▶ **What the task requires**
Scan the records for the word "center". Copy each line that includes it.

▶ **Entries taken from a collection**
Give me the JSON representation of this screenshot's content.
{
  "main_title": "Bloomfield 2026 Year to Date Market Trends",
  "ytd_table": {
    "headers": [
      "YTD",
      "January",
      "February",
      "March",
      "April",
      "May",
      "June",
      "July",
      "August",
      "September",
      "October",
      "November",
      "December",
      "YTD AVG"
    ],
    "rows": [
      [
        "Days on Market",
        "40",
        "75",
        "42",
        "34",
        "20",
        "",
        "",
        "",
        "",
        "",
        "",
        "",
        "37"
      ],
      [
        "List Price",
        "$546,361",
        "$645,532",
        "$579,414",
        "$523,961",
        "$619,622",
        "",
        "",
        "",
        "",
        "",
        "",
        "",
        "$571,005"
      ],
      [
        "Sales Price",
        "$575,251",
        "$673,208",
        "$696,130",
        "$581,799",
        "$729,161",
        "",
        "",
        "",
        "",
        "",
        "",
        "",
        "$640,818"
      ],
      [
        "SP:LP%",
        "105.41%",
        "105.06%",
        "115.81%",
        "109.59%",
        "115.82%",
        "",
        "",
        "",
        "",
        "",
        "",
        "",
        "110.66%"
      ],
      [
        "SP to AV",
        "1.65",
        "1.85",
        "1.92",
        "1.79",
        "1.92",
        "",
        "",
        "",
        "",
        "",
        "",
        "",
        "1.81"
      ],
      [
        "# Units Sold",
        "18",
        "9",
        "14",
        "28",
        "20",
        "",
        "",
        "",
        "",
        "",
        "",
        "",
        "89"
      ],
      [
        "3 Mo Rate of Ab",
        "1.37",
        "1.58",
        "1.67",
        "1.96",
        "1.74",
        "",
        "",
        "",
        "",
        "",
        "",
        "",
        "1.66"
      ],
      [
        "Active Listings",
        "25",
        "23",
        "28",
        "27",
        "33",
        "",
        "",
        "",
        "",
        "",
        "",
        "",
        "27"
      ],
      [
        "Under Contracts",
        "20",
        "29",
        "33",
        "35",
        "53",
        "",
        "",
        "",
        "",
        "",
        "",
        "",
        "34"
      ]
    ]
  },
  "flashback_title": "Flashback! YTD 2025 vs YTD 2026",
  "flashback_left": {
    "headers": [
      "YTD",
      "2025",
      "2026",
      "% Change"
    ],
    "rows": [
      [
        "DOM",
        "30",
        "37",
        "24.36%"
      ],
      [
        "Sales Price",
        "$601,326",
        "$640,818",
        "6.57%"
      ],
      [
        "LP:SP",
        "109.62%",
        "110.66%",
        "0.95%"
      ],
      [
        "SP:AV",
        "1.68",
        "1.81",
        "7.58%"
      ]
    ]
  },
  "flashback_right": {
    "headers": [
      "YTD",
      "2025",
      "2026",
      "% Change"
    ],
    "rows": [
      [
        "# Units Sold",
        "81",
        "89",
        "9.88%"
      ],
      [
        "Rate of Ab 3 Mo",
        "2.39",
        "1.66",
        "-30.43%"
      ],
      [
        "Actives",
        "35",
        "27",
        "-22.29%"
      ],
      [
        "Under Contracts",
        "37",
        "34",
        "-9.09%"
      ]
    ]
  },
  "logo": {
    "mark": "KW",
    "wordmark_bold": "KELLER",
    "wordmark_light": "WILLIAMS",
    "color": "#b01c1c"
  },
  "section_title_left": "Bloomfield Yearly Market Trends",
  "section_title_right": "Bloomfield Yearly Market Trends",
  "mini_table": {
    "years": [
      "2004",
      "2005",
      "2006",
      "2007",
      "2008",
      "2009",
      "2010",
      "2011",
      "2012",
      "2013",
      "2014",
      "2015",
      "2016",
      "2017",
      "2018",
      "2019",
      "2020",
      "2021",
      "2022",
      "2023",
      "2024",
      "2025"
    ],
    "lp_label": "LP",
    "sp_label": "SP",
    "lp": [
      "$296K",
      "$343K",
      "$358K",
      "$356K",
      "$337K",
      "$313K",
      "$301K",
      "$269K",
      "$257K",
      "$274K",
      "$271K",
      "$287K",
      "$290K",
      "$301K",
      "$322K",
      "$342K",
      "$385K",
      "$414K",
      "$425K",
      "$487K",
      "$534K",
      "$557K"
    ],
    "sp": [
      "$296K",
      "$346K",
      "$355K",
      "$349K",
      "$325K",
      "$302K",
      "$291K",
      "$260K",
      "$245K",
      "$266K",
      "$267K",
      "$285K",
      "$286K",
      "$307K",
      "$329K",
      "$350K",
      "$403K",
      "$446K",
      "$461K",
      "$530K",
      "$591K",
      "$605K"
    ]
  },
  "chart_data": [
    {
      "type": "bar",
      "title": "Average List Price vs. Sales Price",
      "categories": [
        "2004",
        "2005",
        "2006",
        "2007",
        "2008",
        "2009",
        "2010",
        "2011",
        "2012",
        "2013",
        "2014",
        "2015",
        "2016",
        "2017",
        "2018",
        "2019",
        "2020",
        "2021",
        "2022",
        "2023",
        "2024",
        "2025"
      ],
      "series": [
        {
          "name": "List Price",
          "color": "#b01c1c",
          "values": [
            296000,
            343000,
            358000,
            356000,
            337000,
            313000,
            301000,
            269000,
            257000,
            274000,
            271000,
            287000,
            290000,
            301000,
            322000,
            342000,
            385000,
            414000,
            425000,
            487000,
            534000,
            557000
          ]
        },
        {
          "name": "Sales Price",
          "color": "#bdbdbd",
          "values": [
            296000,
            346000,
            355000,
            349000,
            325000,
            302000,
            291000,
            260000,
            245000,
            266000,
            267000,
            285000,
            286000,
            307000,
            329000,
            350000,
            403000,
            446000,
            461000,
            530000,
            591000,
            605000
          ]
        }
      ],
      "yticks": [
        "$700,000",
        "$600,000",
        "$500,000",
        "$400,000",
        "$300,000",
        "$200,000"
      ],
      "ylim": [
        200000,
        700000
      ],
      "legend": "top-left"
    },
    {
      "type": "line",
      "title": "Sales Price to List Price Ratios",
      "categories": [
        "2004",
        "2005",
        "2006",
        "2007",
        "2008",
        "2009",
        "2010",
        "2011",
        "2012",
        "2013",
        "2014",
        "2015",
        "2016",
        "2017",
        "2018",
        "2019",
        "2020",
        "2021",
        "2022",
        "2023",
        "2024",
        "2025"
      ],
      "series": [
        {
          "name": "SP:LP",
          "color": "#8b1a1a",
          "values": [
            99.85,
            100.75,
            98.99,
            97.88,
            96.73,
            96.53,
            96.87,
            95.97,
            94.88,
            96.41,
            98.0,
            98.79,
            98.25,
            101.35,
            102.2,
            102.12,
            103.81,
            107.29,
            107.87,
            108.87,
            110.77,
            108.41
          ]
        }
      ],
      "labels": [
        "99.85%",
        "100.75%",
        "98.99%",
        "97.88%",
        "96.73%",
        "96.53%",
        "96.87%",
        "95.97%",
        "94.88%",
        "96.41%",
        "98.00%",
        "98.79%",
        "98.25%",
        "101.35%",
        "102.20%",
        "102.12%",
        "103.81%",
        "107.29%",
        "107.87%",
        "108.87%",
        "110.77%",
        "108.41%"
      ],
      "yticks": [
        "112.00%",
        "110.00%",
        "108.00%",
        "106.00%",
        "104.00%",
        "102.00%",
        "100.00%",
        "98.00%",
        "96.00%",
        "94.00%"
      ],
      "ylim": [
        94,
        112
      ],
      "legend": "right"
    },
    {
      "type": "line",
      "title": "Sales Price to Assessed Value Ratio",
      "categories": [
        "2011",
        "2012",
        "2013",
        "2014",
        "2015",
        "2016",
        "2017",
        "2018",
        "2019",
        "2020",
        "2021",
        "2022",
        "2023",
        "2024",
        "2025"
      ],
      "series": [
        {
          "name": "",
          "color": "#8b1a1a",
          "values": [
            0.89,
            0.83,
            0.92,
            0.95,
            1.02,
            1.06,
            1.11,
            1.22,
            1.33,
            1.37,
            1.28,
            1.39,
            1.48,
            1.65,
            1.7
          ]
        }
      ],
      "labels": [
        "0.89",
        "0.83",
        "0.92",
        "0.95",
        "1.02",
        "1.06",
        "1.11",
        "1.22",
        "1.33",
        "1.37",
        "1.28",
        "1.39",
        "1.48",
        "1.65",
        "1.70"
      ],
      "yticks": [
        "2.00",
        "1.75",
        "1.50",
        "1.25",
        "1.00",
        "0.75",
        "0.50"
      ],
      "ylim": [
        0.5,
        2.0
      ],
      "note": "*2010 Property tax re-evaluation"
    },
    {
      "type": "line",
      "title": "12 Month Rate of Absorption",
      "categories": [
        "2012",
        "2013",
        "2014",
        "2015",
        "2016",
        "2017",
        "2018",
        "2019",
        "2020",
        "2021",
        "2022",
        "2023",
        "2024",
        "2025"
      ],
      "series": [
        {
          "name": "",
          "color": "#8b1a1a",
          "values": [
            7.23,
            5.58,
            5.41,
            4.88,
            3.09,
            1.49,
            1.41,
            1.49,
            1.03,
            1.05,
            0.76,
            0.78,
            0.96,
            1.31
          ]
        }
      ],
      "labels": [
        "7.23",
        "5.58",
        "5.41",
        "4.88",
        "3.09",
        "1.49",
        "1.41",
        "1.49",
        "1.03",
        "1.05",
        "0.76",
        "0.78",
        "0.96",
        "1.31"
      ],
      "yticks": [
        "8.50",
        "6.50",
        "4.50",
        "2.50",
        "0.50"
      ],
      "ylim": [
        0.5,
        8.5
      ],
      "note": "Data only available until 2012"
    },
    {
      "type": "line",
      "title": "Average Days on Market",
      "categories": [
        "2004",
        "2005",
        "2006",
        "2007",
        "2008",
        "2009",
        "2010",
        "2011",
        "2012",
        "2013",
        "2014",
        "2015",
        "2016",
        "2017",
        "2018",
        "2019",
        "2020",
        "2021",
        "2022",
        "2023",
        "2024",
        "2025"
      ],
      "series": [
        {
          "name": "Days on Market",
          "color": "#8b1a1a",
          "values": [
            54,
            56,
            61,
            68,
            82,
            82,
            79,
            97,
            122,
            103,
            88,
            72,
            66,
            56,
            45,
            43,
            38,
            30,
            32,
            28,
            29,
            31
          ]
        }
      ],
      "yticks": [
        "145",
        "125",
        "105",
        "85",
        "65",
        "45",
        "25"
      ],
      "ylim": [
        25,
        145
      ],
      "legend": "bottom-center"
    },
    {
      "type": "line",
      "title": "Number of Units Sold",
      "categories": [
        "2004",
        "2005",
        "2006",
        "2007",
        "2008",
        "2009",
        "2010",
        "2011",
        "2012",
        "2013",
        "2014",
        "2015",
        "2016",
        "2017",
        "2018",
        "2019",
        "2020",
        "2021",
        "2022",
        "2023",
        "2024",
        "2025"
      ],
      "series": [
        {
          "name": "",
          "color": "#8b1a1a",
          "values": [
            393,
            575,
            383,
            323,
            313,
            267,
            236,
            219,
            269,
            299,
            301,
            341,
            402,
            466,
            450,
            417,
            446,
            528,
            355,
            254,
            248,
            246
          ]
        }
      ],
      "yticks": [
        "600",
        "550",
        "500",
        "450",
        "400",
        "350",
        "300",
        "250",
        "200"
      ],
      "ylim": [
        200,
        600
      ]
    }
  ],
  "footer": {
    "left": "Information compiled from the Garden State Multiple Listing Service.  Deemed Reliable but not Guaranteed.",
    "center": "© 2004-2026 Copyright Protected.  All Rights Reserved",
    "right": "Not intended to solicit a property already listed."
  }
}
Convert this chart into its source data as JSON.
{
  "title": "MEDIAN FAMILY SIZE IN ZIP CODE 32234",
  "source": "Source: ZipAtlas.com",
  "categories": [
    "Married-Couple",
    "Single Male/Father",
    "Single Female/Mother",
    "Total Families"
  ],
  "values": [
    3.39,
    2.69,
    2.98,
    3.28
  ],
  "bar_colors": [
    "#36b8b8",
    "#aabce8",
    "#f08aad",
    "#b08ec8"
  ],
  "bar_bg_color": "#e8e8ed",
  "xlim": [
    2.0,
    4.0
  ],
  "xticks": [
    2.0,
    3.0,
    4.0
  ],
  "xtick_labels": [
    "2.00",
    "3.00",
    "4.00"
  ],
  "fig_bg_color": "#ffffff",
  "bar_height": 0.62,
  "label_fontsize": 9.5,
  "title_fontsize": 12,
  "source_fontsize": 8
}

▶ **Final result**
      "legend": "bottom-center"
    "center": "© 2004-2026 Copyright Protected.  All Rights Reserved",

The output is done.